## Problem requirements
Recast all the rows below as a Markdown table with a Row column holding each line's number in order and a Line column holding that line, skipping blank lines. Leave the pictures out.

## Element location listings

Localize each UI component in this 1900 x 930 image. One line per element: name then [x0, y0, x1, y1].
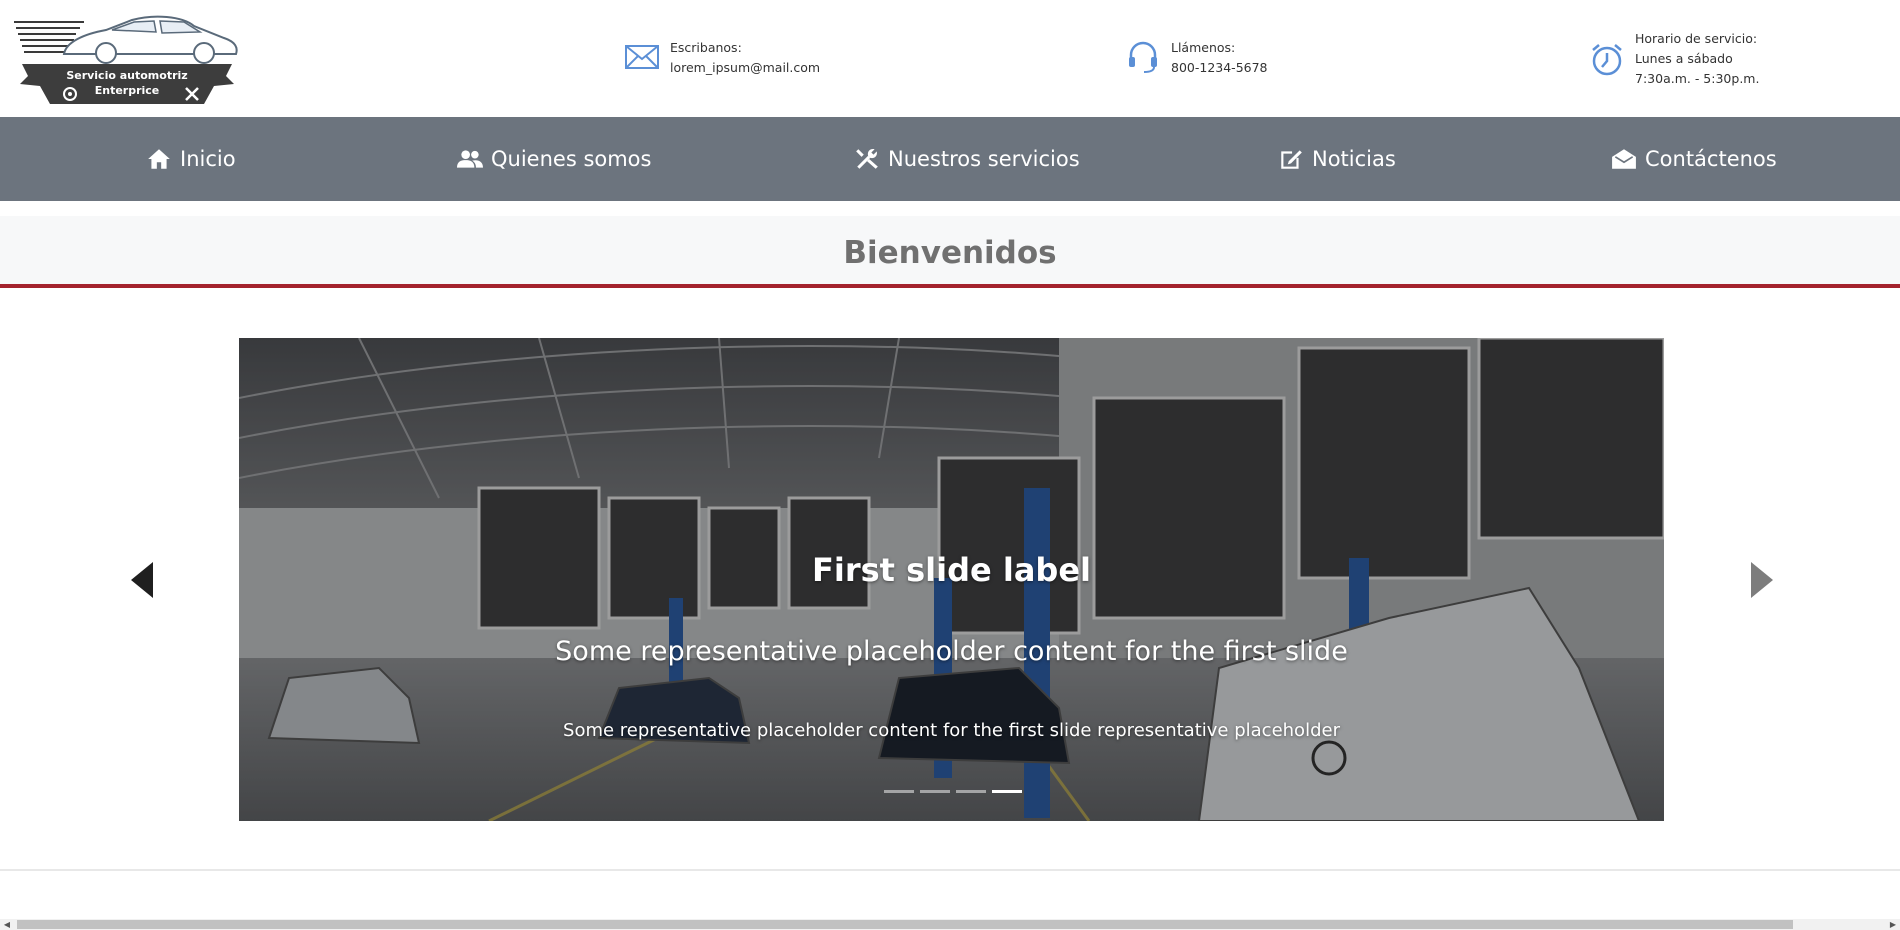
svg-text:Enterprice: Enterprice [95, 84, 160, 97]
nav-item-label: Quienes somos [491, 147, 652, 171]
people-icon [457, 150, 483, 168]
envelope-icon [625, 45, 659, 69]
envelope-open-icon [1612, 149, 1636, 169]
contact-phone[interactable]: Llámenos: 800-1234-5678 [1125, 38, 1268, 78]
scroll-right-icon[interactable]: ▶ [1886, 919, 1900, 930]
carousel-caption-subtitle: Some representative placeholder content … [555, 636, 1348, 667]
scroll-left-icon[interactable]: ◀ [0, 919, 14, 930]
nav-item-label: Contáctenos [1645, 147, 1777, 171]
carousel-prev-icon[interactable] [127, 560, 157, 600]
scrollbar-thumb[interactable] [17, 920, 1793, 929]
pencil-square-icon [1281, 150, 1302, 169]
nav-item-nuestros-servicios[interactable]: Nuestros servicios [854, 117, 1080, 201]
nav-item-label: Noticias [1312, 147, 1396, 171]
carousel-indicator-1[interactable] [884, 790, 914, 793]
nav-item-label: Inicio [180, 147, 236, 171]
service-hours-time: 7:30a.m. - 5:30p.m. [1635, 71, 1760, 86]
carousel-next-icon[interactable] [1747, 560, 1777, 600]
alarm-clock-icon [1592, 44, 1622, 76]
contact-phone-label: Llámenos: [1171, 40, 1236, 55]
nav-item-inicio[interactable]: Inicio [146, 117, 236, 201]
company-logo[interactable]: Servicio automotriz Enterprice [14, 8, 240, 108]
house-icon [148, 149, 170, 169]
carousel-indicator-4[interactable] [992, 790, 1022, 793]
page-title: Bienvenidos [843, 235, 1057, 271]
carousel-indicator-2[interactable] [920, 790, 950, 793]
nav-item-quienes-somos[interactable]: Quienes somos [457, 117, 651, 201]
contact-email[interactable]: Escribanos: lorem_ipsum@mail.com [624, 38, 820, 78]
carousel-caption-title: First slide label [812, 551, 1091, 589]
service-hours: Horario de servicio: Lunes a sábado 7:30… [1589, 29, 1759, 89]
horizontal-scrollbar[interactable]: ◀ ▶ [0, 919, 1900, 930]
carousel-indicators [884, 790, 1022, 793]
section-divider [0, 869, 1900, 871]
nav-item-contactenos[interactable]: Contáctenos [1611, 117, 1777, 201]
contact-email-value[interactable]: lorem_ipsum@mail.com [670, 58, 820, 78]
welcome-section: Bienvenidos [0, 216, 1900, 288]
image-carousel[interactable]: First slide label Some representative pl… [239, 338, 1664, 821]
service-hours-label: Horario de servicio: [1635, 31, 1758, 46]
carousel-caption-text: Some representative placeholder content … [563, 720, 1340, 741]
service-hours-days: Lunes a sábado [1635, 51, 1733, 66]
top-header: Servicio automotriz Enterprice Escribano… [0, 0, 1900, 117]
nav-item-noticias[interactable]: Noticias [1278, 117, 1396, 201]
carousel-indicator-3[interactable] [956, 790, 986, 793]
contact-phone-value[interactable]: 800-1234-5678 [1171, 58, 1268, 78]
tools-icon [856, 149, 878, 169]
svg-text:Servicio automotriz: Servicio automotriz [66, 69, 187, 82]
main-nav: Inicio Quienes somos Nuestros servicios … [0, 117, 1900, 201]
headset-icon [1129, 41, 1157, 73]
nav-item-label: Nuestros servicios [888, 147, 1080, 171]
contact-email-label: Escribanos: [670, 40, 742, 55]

## Result of this task
| Row | Line |
|---|---|
| 1 | Localize each UI component in this 1900 x 930 image. One line per element: name then [x0, y0, x1, y1]. |
| 2 | svg-text:Enterprice: Enterprice [95, 84, 160, 97] |
| 3 | nav-item-label: Quienes somos [491, 147, 652, 171] |
| 4 | people-icon [457, 150, 483, 168] |
| 5 | envelope-icon [625, 45, 659, 69] |
| 6 | envelope-open-icon [1612, 149, 1636, 169] |
| 7 | contact-phone[interactable]: Llámenos: 800-1234-5678 [1125, 38, 1268, 78] |
| 8 | scroll-right-icon[interactable]: ▶ [1886, 919, 1900, 930] |
| 9 | carousel-caption-subtitle: Some representative placeholder content … [555, 636, 1348, 667] |
| 10 | scroll-left-icon[interactable]: ◀ [0, 919, 14, 930] |
| 11 | nav-item-label: Contáctenos [1645, 147, 1777, 171] |
| 12 | carousel-prev-icon[interactable] [127, 560, 157, 600] |
| 13 | scrollbar-thumb[interactable] [17, 920, 1793, 929] |
| 14 | pencil-square-icon [1281, 150, 1302, 169] |
| 15 | nav-item-nuestros-servicios[interactable]: Nuestros servicios [854, 117, 1080, 201] |
| 16 | nav-item-label: Noticias [1312, 147, 1396, 171] |
| 17 | carousel-indicator-1[interactable] [884, 790, 914, 793] |
| 18 | nav-item-label: Inicio [180, 147, 236, 171] |
| 19 | service-hours-time: 7:30a.m. - 5:30p.m. [1635, 71, 1760, 86] |
| 20 | carousel-next-icon[interactable] [1747, 560, 1777, 600] |
| 21 | alarm-clock-icon [1592, 44, 1622, 76] |
| 22 | contact-phone-label: Llámenos: [1171, 40, 1236, 55] |
| 23 | nav-item-inicio[interactable]: Inicio [146, 117, 236, 201] |
| 24 | company-logo[interactable]: Servicio automotriz Enterprice [14, 8, 240, 108] |
| 25 | house-icon [148, 149, 170, 169] |
| 26 | carousel-indicator-4[interactable] [992, 790, 1022, 793] |
| 27 | page-title: Bienvenidos [843, 235, 1057, 271] |
| 28 | carousel-indicator-2[interactable] [920, 790, 950, 793] |
| 29 | nav-item-quienes-somos[interactable]: Quienes somos [457, 117, 651, 201] |
| 30 | contact-email[interactable]: Escribanos: lorem_ipsum@mail.com [624, 38, 820, 78] |
| 31 | carousel-caption-title: First slide label [812, 551, 1091, 589] |
| 32 | service-hours: Horario de servicio: Lunes a sábado 7:30… [1589, 29, 1759, 89] |
| 33 | horizontal-scrollbar[interactable]: ◀ ▶ [0, 919, 1900, 930] |
| 34 | carousel-indicators [884, 790, 1022, 793] |
| 35 | section-divider [0, 869, 1900, 871] |
| 36 | nav-item-contactenos[interactable]: Contáctenos [1611, 117, 1777, 201] |
| 37 | contact-email-value[interactable]: lorem_ipsum@mail.com [670, 58, 820, 78] |
| 38 | welcome-section: Bienvenidos [0, 216, 1900, 288] |
| 39 | image-carousel[interactable]: First slide label Some representative pl… [239, 338, 1664, 821] |
| 40 | service-hours-label: Horario de servicio: [1635, 31, 1758, 46] |
| 41 | carousel-caption-text: Some representative placeholder content … [563, 720, 1340, 741] |
| 42 | service-hours-days: Lunes a sábado [1635, 51, 1733, 66] |
| 43 | top-header: Servicio automotriz Enterprice Escribano… [0, 0, 1900, 117] |
| 44 | nav-item-noticias[interactable]: Noticias [1278, 117, 1396, 201] |
| 45 | carousel-indicator-3[interactable] [956, 790, 986, 793] |
| 46 | contact-phone-value[interactable]: 800-1234-5678 [1171, 58, 1268, 78] |
| 47 | tools-icon [856, 149, 878, 169] |
| 48 | svg-text:Servicio automotriz: Servicio automotriz [66, 69, 187, 82] |
| 49 | main-nav: Inicio Quienes somos Nuestros servicios … [0, 117, 1900, 201] |
| 50 | headset-icon [1129, 41, 1157, 73] |
| 51 | nav-item-label: Nuestros servicios [888, 147, 1080, 171] |
| 52 | contact-email-label: Escribanos: [670, 40, 742, 55] |